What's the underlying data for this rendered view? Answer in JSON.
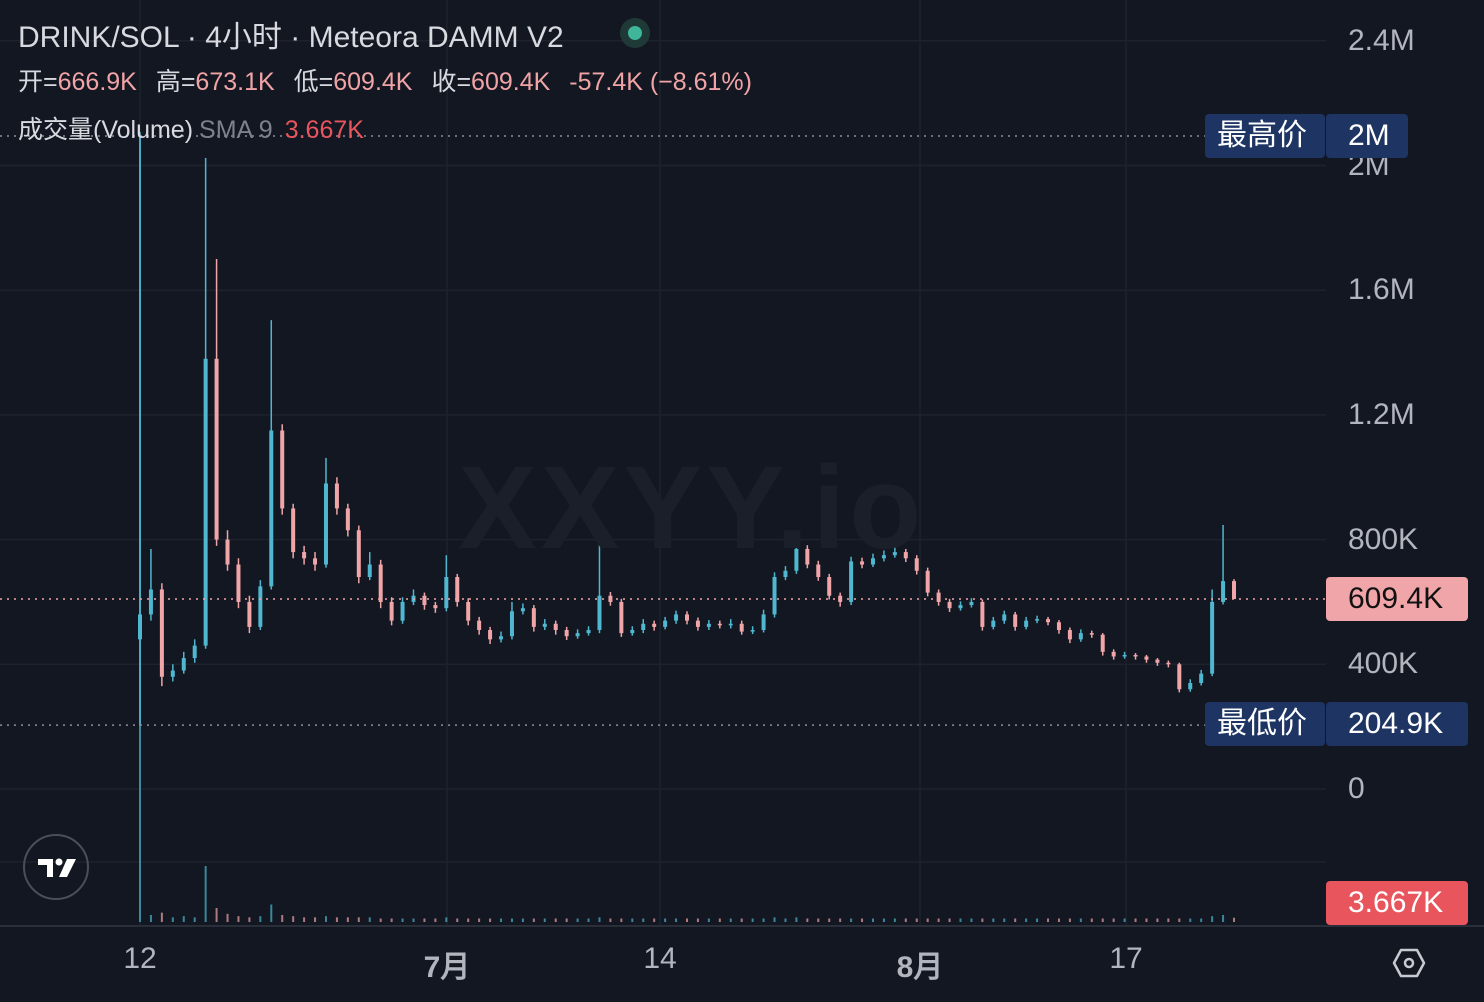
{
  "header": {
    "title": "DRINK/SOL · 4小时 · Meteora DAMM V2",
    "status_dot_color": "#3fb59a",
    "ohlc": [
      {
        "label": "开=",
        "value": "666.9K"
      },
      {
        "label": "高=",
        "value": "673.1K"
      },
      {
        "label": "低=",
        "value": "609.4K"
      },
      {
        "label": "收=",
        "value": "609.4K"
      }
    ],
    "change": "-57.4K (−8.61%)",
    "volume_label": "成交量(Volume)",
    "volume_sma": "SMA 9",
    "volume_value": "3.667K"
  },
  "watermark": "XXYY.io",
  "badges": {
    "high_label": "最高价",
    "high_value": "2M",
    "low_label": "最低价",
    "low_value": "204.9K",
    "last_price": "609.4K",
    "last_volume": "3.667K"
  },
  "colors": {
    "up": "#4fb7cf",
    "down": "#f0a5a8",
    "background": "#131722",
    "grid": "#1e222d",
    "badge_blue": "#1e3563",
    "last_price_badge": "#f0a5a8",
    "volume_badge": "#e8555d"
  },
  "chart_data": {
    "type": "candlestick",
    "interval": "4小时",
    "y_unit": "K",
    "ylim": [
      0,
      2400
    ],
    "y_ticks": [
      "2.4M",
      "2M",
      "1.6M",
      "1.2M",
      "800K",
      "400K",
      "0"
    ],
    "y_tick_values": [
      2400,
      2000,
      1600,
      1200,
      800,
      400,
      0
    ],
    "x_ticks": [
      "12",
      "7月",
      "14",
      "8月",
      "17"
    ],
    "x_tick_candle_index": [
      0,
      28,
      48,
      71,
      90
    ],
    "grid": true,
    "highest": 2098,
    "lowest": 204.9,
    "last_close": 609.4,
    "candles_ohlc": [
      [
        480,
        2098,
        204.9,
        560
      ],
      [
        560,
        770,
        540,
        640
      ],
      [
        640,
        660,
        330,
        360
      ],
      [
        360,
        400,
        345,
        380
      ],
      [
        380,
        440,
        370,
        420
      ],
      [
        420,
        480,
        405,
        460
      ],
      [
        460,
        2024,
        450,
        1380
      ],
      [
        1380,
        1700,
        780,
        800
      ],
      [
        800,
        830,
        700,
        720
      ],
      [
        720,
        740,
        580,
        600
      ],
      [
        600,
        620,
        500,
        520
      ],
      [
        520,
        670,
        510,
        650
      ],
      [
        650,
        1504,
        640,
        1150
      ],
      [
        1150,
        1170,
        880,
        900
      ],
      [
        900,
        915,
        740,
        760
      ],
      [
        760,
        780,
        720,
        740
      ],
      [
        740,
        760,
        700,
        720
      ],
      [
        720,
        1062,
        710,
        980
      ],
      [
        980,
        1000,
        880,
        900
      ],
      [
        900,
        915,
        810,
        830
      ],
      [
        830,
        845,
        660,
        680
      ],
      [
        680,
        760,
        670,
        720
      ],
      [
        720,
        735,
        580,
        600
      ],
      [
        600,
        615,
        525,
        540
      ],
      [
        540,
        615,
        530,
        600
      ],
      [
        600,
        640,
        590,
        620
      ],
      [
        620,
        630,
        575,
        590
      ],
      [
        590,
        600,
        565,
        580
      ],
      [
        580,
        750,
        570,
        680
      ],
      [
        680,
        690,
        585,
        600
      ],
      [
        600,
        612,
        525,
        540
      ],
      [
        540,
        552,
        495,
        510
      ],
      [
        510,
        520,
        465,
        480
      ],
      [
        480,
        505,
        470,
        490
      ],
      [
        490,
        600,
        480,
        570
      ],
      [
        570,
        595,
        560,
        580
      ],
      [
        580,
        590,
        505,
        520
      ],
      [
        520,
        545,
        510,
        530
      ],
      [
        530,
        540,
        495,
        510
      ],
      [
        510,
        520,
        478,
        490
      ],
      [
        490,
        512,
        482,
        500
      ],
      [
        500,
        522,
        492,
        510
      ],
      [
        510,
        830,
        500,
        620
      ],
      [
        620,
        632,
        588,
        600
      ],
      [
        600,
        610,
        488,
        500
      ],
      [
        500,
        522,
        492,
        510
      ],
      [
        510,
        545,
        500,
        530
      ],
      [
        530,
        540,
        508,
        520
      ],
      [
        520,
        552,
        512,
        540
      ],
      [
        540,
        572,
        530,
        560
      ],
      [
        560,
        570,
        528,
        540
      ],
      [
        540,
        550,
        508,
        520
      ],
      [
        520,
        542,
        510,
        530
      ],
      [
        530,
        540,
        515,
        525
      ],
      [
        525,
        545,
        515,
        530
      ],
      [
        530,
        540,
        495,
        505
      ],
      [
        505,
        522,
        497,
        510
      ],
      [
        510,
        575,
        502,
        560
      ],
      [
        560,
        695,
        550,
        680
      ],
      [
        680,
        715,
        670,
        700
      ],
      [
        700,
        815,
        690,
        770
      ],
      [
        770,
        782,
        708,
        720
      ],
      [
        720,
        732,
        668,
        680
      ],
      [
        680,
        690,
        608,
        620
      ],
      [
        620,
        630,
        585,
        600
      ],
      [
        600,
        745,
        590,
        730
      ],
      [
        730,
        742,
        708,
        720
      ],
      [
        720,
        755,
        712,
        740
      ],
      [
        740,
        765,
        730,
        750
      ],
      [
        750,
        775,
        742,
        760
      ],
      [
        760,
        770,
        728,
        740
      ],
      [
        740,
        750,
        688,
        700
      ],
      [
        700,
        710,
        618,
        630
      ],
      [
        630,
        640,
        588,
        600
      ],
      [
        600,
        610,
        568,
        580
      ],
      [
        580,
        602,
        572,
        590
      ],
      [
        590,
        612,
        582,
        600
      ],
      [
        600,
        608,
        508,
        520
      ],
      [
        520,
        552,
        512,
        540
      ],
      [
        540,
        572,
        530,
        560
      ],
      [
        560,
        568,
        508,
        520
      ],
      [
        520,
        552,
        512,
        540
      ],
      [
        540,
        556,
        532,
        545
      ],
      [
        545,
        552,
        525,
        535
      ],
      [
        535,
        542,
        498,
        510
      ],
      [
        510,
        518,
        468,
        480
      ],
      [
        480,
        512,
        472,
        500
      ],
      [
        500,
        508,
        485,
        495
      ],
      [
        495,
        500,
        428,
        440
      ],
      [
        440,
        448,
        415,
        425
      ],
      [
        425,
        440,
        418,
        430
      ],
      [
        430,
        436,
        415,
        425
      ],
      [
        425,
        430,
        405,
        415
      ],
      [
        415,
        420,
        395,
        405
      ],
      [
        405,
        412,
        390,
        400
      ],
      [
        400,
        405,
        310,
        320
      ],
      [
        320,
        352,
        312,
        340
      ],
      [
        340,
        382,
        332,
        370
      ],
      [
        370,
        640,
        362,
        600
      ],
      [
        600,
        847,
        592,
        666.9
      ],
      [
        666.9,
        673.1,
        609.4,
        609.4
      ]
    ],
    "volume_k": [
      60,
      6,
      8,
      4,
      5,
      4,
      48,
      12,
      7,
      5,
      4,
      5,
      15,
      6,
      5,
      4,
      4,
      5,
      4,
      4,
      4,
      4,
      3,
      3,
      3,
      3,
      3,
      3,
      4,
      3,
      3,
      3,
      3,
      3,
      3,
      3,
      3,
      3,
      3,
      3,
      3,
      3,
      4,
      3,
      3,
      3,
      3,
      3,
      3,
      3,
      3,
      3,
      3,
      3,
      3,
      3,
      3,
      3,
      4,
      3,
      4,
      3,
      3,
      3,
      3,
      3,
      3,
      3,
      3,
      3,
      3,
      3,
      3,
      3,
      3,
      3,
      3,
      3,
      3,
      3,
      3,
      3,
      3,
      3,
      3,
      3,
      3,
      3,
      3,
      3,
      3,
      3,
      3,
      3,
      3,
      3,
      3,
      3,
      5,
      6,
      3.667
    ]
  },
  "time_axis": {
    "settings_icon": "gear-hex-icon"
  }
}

--------------------------------------------------

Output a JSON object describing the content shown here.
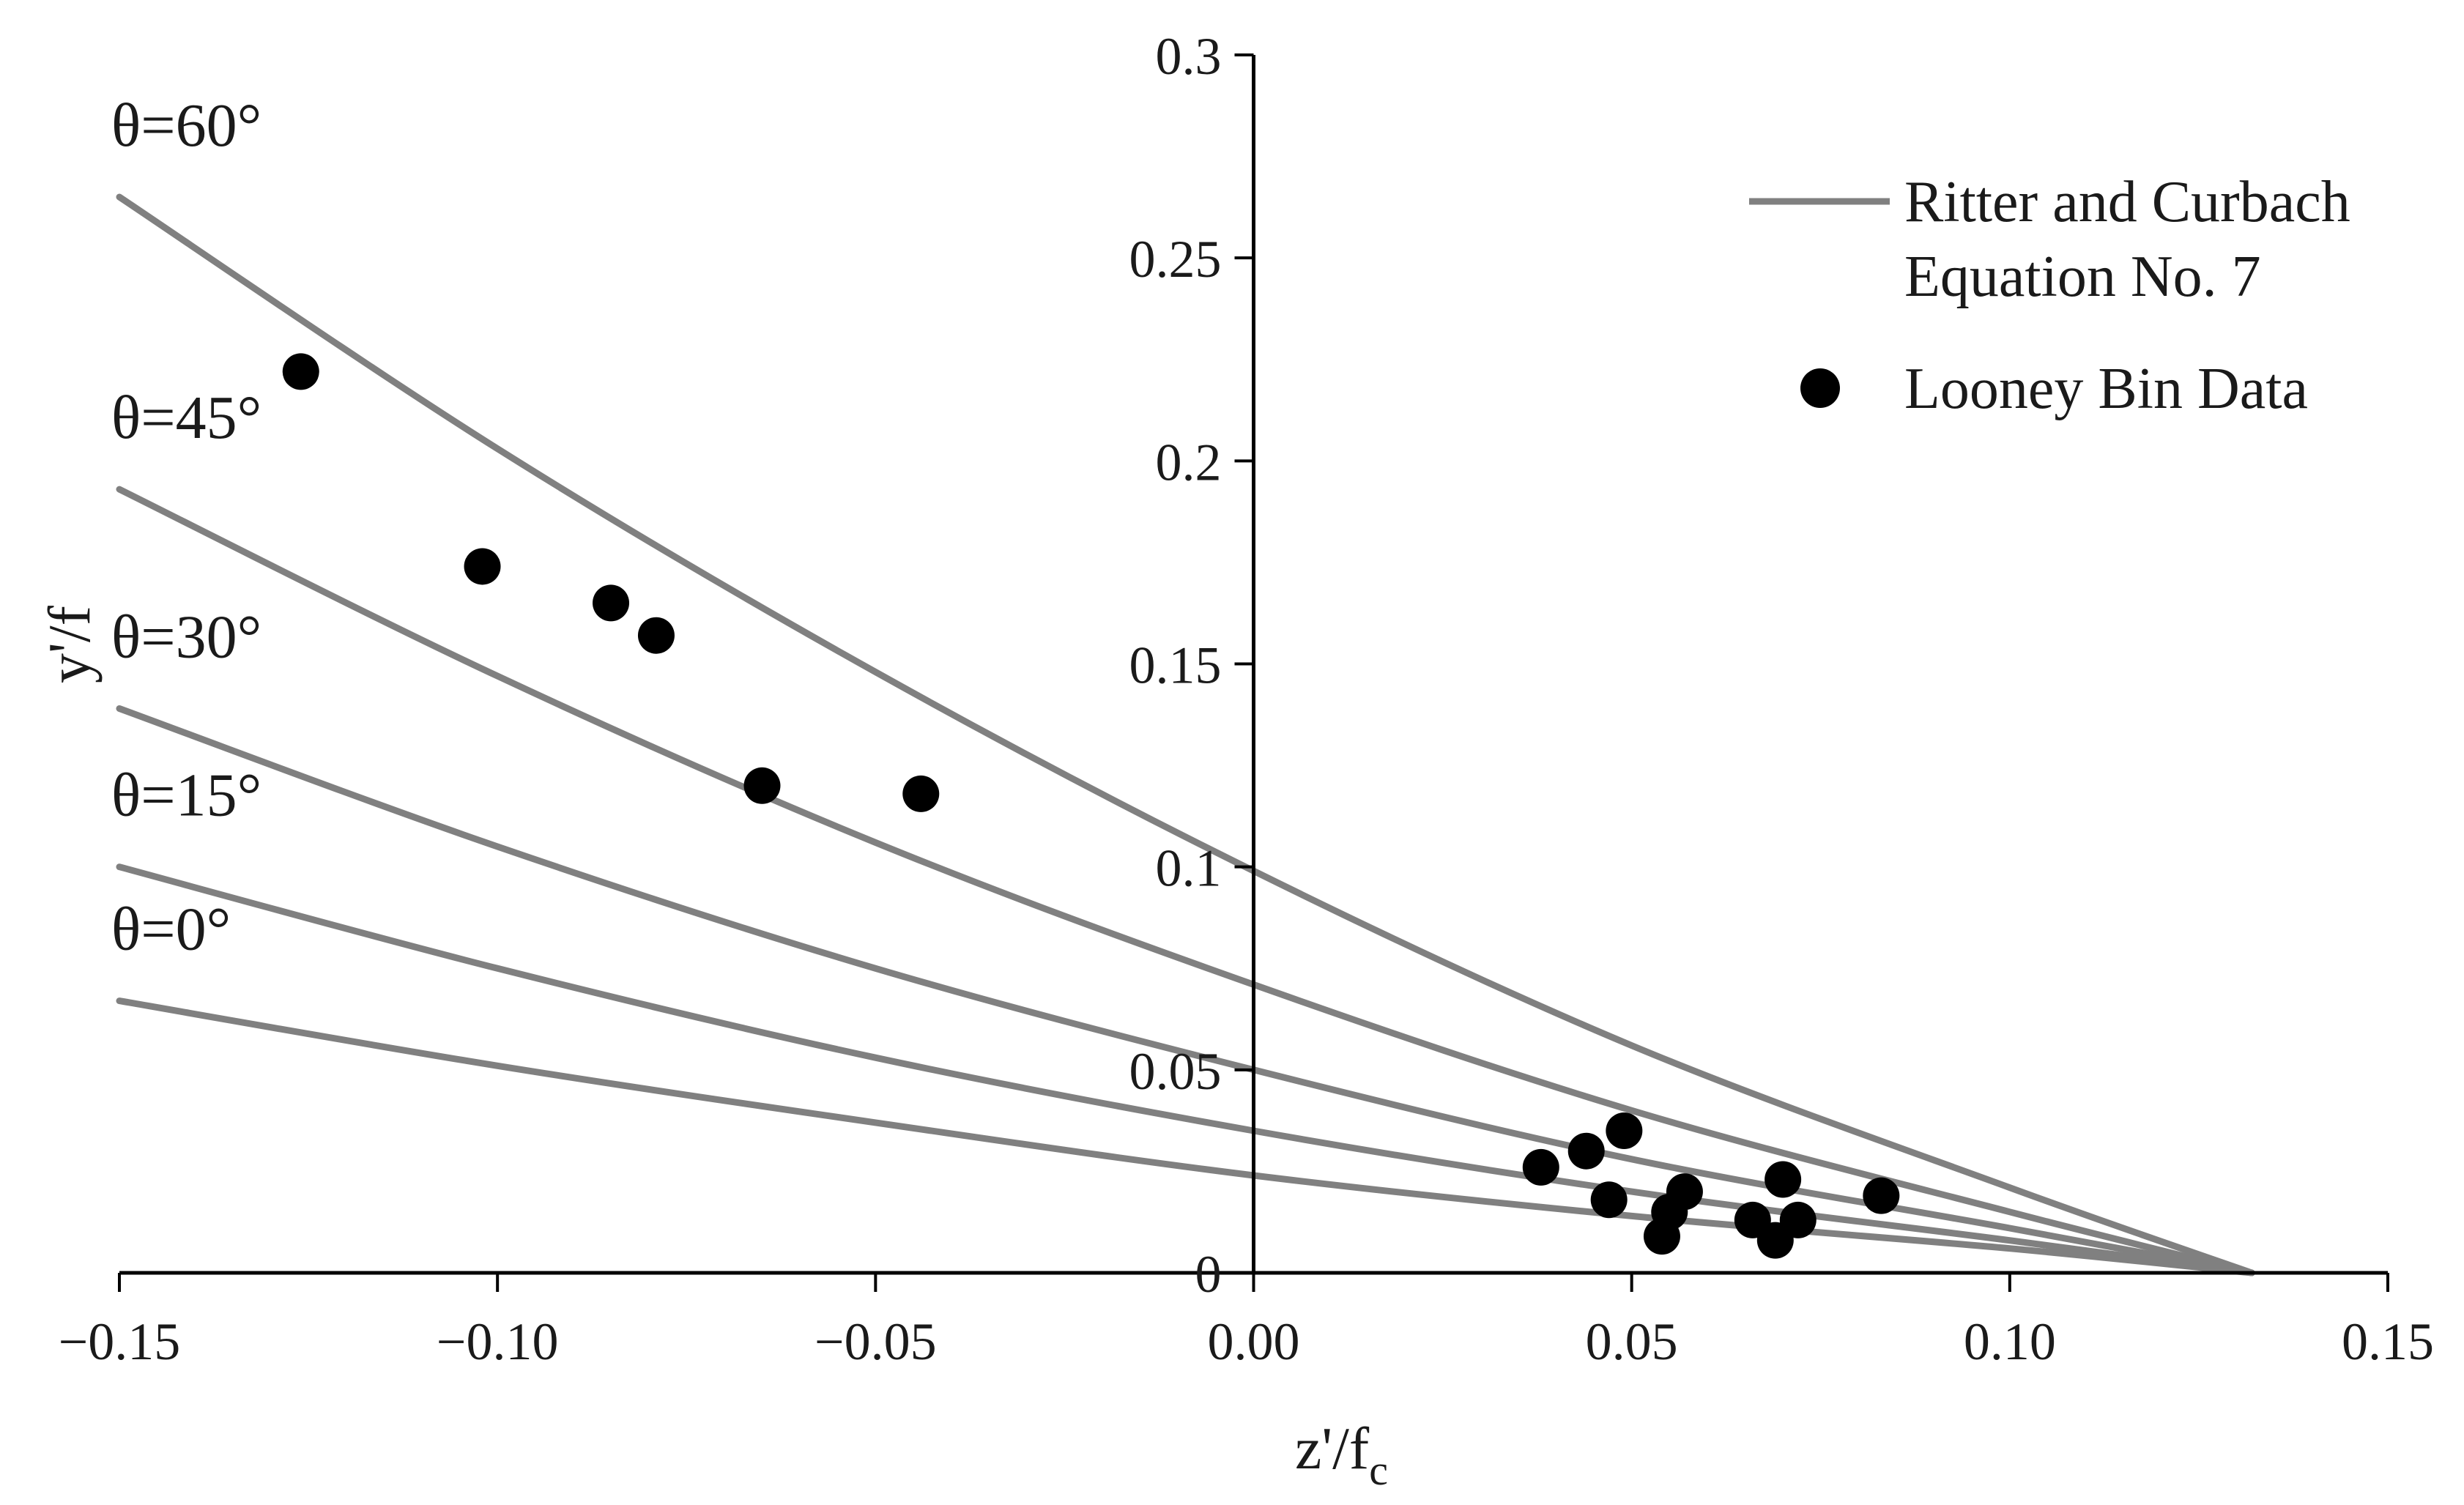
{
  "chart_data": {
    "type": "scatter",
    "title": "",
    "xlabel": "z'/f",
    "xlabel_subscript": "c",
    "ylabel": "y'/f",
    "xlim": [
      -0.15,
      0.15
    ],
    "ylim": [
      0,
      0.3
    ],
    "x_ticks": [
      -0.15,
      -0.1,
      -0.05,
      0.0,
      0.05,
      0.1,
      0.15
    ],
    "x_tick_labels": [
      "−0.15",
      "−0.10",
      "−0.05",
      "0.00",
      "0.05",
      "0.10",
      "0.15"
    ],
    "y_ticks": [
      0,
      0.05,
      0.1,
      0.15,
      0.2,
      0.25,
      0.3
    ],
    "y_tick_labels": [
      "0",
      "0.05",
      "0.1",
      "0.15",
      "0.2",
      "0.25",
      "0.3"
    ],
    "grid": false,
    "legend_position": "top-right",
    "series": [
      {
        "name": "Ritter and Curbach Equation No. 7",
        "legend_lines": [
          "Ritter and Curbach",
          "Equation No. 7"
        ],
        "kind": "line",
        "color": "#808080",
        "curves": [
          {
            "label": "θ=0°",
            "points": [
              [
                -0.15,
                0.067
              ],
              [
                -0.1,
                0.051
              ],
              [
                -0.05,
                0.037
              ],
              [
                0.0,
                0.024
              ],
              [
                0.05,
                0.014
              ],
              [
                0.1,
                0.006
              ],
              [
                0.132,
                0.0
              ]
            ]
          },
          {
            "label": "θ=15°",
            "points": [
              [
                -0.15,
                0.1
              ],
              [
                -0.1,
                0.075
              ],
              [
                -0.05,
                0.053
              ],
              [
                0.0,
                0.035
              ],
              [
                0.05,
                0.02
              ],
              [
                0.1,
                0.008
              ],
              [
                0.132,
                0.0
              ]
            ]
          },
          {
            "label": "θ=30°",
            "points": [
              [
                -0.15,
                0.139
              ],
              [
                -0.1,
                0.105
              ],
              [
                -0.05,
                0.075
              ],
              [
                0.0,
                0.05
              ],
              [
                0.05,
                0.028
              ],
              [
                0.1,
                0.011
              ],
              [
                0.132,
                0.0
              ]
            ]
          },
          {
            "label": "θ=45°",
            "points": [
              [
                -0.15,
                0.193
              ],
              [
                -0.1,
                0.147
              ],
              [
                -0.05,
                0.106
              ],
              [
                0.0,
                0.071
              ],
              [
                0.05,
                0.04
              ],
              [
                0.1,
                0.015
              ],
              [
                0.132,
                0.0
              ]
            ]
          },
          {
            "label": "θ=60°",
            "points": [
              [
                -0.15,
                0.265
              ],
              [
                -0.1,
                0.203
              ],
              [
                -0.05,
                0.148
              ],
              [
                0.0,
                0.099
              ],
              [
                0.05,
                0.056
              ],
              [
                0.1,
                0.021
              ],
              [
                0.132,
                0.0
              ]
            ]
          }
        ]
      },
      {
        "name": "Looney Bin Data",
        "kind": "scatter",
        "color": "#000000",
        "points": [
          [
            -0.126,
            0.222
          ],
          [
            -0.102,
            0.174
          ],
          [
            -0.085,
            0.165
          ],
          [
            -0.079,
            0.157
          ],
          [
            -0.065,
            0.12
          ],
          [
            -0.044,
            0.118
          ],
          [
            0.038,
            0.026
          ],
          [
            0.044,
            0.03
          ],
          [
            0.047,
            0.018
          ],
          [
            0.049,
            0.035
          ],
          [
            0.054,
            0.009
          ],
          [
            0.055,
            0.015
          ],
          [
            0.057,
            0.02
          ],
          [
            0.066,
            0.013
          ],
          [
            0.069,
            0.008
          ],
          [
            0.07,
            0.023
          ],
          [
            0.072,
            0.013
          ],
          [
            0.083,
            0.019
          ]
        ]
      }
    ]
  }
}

--------------------------------------------------

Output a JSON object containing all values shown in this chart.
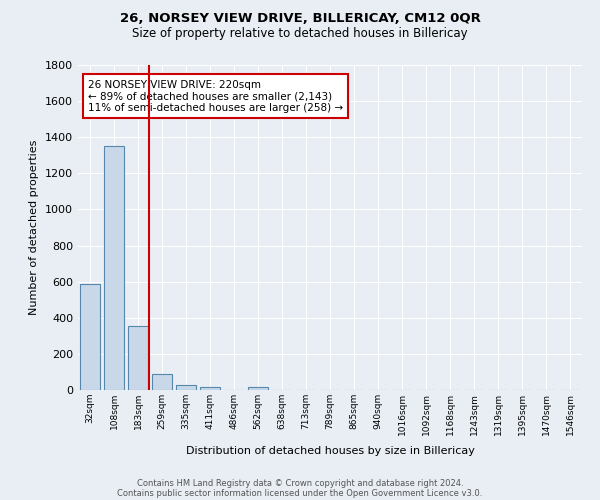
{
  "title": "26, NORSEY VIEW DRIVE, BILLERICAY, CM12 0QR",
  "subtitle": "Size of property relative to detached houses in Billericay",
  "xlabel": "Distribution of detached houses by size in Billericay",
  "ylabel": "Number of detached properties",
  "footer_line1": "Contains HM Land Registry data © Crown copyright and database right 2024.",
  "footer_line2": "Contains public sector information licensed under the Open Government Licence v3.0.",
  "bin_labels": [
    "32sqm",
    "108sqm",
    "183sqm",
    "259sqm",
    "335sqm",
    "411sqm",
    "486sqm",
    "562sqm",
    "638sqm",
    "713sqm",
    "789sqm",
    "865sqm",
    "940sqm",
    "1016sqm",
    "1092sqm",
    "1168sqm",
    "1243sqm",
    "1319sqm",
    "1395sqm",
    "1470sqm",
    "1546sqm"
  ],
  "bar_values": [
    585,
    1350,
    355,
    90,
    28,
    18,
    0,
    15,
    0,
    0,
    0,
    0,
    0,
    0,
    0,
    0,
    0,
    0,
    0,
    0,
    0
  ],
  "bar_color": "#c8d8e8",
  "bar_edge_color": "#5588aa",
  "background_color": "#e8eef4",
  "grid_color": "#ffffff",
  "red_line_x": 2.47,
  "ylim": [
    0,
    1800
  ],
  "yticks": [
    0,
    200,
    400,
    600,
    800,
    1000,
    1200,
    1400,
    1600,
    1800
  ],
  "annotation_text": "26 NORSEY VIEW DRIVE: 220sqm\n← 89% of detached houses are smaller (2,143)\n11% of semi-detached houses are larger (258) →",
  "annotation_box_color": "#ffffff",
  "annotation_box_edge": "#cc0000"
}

--------------------------------------------------

Filter the entries down to the lines with the word "shown" in them.

• [Reply to the task]
Output a JSON object describing the content shown here.
Output a JSON object containing all values shown in this chart.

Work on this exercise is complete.